To that end, this USC is lighter, airier (with two huge windows fronting 19th Street and Park Avenue South), and more open than the warren of smaller rooms that characterized its predecessor. Devotees of the old restaurant will be comforted to see the mahogany bar that is exactly the same length—27 feet 1 inch—of the one in the former space (over the years, USC lifted the practice of dining at the bar to something of an art form). Just beyond is a cherry wood staircase leading to the mezzanine, where diners have a sweeping, people-watching view of the main floor. “There are a number of smaller spaces that allow for intimate dining,” says Keffer, “but you’re still a part of the energy of the room.”
Tucked into the back of the mezzanine level is another bar for dining; for those patrons who love to hug the familiar, it is built from a portion of the original bar—a bit of a secret closely held by regulars and Meyer’s favorite area.
The number of seats has increased from 130 to 238, including two private dining rooms (which weren’t an option previously). Custom chairs were refreshed from the old design, while custom light fixtures hanging from the 22-foot-tall ceiling in the main dining room are made from spun metal with a burnished copper finish—“to add sparkle” to the room, he adds.

List of tasks:
(1) List every material that the restaurant passage names for the bar, the staircase, or the light fixtures.
(2) Extend the restaurant passage past its final sentence, keeping the same voice.
The rows that come next are separate material and are not part of the restaurant passage.

Data listing:

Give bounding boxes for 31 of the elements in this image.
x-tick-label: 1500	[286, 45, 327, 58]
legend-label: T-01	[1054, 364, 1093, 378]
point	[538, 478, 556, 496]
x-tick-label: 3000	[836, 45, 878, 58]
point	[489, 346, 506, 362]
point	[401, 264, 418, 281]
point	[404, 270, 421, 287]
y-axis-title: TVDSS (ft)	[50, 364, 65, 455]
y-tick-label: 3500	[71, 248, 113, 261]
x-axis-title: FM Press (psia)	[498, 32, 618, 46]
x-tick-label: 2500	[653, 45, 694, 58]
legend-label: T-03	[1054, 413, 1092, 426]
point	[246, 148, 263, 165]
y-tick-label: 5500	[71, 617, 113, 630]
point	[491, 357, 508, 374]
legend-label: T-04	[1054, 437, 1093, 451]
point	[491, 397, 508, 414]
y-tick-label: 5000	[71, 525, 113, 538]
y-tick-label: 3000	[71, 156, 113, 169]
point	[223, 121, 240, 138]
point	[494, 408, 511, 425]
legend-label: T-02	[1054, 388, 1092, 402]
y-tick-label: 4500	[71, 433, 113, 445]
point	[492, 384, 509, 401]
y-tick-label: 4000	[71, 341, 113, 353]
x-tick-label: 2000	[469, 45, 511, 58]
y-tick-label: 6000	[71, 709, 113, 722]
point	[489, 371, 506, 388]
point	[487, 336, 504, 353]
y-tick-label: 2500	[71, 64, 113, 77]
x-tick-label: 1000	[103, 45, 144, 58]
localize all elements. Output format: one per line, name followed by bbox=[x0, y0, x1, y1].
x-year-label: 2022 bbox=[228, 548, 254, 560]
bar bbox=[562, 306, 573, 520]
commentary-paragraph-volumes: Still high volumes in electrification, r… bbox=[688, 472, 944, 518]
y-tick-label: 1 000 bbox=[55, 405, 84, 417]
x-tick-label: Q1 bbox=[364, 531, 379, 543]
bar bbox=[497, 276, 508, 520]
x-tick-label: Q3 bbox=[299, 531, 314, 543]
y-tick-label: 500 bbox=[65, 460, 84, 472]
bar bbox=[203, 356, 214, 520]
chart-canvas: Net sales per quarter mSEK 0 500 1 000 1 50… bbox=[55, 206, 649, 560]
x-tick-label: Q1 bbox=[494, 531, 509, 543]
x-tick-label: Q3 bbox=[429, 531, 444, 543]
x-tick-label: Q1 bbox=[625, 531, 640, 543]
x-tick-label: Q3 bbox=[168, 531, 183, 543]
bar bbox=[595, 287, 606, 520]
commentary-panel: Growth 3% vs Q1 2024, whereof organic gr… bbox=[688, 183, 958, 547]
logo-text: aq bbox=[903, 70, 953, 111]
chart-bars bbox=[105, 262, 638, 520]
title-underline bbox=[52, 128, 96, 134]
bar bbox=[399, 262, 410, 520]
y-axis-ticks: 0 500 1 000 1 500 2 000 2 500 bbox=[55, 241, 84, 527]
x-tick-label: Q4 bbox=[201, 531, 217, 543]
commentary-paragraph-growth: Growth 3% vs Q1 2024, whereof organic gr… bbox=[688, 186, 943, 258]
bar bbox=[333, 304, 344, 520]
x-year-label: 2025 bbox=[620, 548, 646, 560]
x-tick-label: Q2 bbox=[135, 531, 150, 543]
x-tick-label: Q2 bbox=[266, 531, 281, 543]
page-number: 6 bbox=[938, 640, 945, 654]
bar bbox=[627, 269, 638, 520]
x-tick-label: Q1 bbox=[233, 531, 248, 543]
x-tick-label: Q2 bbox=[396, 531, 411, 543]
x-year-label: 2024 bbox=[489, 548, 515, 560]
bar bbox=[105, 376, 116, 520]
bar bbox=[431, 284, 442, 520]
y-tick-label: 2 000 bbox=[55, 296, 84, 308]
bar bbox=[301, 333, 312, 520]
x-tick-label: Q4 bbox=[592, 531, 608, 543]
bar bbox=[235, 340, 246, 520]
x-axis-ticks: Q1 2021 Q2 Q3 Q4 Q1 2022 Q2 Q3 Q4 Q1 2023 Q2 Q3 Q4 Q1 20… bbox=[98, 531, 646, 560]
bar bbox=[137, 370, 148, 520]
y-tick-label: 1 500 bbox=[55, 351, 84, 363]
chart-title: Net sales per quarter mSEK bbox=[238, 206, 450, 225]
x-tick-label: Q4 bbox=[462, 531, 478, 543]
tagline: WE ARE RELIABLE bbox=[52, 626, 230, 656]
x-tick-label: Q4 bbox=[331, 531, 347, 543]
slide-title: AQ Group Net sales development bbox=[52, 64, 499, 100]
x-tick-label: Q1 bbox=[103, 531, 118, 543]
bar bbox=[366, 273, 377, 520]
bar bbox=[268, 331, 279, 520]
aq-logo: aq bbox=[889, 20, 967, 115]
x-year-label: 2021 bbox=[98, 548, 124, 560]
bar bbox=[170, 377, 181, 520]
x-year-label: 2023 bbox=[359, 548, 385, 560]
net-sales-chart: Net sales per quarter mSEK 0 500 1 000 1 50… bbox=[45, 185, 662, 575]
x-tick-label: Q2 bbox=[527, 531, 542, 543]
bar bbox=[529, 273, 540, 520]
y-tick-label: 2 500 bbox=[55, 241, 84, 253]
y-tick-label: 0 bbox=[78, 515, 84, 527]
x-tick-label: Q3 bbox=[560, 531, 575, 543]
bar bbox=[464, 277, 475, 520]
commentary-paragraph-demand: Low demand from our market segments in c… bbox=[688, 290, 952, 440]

Expected answers:
(1) Mahogany (the bar), cherry wood (the staircase), spun metal (the light fixtures), and a burnished copper finish (the light fixtures).

(2)
USC’s extensive art collection was brought to the new location and reframed, including works from Robert Kushner, Judy Rifka, Frank Stella, and Claes Oldenberg. For the right placement, Rockwell Group provided Meyer with a scale model of the space, miniatures of the paintings, and a pair of tweezers. “He spent weeks playing with the artworks and finding a place for each of them,” says Keffer. Even a huge Rifka mural from the original spot found a home: it was cut into pieces and each one was reframed and hung as another nod to the original’s roots.
Along with the move, USC added sister restaurant, Daily Provisions (also from Rockwell Group) just east of its entrance that offers takeaway items like sandwiches and pastries with bread baked fresh on site. Blue is the predominant color, with accents of brass, wood, and marble and a few bar seats and tables for standing, but its main function is to be a local hub, what Meyer calls a “gift to the neighborhood.”